Records from a collection:
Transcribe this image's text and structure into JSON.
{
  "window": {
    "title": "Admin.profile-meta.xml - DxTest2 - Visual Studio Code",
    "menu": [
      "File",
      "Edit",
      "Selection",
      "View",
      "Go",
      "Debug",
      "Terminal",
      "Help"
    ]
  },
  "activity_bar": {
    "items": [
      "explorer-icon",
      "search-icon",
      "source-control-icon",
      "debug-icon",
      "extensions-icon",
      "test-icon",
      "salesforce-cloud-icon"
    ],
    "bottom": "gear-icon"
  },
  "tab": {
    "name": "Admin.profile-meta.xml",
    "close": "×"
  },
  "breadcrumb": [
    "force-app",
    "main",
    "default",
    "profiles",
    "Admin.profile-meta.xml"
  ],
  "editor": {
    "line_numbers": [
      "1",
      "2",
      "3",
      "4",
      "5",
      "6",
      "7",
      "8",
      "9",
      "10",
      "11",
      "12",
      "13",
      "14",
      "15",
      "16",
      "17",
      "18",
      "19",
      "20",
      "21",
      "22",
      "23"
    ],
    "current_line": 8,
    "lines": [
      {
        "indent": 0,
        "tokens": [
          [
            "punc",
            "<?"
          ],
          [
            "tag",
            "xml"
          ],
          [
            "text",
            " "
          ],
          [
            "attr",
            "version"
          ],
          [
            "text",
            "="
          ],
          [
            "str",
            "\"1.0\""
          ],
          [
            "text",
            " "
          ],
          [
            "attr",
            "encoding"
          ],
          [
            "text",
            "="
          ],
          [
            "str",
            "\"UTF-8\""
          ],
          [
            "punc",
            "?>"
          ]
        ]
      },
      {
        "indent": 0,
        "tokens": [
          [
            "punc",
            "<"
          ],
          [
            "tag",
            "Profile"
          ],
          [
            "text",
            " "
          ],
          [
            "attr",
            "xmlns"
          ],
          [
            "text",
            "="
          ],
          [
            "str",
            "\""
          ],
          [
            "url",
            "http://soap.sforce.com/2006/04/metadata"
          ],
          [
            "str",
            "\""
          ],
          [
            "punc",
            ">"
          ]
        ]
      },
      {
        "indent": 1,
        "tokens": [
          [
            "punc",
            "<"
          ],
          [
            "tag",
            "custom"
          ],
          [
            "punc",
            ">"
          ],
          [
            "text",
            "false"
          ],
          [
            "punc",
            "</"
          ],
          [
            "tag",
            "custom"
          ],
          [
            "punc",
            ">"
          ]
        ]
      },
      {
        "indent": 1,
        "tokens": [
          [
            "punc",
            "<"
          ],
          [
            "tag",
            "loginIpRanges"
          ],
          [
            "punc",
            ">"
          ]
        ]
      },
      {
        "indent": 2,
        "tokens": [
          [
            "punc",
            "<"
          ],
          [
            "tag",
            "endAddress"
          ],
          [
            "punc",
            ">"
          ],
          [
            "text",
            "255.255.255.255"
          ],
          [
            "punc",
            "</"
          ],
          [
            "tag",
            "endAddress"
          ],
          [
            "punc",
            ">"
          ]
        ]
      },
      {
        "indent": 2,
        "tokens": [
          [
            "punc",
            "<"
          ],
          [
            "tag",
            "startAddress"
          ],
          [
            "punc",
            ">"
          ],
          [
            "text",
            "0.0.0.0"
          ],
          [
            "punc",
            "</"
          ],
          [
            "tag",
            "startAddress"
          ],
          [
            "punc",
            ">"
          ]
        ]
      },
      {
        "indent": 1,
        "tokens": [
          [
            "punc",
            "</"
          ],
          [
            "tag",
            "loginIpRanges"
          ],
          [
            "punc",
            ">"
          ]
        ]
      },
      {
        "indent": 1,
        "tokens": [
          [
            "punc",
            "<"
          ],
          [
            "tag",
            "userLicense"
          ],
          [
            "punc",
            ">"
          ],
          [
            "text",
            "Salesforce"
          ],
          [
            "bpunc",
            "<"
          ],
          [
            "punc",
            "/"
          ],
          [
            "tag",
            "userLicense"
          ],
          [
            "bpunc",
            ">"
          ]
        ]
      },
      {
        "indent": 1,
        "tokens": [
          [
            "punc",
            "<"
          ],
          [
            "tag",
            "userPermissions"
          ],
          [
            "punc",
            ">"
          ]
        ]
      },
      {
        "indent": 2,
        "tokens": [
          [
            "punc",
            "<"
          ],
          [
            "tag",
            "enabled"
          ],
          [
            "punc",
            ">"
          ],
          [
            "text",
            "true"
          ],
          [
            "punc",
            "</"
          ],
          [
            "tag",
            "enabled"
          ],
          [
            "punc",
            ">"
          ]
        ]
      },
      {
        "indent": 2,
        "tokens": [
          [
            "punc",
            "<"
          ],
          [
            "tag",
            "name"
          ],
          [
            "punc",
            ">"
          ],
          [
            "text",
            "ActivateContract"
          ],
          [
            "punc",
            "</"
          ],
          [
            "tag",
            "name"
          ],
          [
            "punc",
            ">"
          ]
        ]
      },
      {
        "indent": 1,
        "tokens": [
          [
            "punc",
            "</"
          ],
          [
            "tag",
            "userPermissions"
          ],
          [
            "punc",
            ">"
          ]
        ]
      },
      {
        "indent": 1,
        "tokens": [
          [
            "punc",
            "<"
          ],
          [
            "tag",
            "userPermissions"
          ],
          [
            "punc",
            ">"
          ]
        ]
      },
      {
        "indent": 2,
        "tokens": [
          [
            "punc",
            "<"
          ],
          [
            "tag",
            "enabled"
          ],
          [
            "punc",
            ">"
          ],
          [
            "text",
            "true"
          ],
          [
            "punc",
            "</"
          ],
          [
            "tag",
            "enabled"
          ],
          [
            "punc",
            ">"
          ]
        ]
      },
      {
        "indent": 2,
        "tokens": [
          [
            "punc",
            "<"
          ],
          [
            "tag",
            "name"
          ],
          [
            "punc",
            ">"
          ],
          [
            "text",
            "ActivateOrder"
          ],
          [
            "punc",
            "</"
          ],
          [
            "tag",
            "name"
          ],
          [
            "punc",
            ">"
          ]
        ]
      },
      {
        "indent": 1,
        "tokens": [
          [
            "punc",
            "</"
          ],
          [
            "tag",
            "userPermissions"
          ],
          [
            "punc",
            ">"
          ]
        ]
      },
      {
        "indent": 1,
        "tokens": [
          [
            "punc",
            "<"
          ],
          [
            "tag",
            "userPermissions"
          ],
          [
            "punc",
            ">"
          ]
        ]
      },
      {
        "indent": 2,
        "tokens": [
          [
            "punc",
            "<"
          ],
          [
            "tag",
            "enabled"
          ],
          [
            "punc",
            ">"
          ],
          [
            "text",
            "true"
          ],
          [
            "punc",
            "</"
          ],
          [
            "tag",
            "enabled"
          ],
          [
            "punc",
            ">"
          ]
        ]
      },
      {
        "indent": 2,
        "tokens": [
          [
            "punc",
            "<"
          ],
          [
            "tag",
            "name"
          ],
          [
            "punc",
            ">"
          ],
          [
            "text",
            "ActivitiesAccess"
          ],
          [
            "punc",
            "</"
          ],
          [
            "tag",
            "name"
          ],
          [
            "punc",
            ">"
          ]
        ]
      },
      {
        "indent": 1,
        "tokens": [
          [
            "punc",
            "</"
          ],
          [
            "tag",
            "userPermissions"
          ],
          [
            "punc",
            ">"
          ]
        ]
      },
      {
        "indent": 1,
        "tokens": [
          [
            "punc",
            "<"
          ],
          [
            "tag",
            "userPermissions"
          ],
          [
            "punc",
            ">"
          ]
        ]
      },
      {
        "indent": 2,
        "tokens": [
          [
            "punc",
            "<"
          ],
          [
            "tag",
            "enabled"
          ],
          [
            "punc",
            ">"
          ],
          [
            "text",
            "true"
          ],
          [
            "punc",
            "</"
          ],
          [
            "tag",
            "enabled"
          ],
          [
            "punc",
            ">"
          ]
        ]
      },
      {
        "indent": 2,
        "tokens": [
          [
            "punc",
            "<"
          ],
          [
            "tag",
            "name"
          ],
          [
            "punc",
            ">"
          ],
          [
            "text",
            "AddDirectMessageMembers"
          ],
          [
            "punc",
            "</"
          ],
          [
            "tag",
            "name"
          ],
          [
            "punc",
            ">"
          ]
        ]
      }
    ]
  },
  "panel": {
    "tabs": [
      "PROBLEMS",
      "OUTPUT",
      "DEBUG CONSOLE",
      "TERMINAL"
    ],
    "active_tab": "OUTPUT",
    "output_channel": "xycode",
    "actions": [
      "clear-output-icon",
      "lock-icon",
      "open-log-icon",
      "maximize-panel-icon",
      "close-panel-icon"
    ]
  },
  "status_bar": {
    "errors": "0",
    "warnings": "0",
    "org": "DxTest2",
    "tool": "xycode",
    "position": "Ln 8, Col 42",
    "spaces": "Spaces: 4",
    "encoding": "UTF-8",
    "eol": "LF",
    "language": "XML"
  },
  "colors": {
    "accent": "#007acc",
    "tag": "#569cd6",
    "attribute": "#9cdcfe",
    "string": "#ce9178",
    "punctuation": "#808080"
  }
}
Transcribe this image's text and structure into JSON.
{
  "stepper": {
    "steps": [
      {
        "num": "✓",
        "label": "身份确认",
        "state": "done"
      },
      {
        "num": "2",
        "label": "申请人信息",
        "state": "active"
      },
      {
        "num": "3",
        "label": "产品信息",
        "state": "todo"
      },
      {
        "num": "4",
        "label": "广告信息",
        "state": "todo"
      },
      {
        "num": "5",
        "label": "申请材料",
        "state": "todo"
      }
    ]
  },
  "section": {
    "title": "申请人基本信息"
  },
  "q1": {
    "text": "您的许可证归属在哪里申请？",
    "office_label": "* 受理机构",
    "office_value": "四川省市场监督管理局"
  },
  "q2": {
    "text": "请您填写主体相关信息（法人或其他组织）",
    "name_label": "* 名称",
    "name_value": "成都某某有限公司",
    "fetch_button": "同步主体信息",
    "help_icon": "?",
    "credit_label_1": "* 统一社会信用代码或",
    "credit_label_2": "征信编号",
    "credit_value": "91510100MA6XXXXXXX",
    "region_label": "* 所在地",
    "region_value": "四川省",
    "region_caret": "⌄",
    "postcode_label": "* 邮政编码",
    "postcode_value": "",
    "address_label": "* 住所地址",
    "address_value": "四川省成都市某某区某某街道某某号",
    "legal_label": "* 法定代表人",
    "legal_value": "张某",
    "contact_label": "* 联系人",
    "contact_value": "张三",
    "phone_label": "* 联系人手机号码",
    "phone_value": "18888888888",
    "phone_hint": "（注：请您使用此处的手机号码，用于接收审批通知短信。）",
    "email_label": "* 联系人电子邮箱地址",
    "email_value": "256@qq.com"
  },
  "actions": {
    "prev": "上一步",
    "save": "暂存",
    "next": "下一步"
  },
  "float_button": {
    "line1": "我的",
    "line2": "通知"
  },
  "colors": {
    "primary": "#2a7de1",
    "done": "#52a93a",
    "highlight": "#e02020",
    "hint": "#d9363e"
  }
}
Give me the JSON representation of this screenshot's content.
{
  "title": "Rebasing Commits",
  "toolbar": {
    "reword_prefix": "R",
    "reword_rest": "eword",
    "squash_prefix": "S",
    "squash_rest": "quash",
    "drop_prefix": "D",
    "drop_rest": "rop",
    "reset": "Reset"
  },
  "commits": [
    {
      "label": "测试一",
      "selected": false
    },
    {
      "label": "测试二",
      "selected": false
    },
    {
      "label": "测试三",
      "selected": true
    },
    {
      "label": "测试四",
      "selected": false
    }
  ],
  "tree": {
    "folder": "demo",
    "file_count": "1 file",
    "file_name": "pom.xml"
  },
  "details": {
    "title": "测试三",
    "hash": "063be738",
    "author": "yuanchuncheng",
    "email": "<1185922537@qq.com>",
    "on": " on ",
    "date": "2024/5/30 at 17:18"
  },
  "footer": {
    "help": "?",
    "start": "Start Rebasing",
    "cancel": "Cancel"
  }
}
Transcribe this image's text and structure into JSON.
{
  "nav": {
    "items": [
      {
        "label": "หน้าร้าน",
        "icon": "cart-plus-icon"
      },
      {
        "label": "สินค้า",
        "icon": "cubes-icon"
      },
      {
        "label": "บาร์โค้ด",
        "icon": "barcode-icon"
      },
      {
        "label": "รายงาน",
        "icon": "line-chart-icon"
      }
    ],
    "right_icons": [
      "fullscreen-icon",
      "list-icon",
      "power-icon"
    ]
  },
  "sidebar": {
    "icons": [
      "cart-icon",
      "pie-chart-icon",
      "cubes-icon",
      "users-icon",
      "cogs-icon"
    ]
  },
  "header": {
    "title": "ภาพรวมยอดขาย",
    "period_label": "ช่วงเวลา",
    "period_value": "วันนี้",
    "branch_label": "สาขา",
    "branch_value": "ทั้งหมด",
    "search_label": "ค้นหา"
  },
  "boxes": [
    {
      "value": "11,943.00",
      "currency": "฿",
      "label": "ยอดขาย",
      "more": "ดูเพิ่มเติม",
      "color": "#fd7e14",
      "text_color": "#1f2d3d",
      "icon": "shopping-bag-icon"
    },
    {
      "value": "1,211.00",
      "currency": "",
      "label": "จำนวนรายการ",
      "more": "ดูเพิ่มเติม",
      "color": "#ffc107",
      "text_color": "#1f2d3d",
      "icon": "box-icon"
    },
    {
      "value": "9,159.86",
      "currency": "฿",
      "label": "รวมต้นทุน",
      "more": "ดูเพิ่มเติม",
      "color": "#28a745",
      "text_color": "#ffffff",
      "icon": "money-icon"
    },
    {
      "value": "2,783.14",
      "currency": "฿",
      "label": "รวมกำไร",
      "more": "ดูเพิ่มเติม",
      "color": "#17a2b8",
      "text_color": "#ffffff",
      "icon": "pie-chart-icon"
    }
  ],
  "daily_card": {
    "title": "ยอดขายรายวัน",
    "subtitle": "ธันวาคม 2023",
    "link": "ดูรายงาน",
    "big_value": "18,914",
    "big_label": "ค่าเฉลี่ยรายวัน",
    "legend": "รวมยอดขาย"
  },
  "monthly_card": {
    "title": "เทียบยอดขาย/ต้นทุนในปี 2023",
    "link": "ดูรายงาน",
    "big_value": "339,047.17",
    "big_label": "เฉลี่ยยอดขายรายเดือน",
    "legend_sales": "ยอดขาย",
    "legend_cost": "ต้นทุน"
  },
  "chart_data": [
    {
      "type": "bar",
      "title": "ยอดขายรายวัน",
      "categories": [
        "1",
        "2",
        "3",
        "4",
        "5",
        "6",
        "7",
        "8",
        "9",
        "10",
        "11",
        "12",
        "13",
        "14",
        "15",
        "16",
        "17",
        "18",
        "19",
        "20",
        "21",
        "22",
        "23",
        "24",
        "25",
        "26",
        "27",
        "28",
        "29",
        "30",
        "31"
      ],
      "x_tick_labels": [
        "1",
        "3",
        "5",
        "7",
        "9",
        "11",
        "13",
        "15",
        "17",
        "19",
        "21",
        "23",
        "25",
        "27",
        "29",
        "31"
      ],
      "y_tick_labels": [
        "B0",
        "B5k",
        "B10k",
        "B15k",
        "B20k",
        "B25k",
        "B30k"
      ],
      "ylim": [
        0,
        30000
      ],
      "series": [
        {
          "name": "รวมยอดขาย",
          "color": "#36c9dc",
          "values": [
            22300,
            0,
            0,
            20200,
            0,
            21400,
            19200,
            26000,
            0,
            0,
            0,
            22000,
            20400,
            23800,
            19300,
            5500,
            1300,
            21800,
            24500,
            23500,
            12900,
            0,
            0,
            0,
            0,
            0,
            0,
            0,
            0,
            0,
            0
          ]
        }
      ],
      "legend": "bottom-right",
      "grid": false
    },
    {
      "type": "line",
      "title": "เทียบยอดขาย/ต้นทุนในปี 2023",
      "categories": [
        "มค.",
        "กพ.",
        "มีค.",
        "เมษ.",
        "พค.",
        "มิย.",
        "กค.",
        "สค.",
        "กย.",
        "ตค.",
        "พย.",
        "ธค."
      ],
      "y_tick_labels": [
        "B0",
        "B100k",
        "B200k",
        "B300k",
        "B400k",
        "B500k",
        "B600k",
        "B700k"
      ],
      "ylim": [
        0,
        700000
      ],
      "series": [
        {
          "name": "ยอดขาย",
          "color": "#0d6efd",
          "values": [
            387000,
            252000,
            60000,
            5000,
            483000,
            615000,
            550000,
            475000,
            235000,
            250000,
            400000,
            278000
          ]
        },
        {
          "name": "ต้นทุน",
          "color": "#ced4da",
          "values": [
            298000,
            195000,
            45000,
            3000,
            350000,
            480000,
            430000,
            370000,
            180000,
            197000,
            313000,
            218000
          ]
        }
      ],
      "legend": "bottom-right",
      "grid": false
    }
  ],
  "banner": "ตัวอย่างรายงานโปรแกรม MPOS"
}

* **Exercise goal**:
Look over the records above and copy each line that includes the string "นในป".

* **Exercise response**:
    "title": "เทียบยอดขาย/ต้นทุนในปี 2023",
      "title": "เทียบยอดขาย/ต้นทุนในปี 2023",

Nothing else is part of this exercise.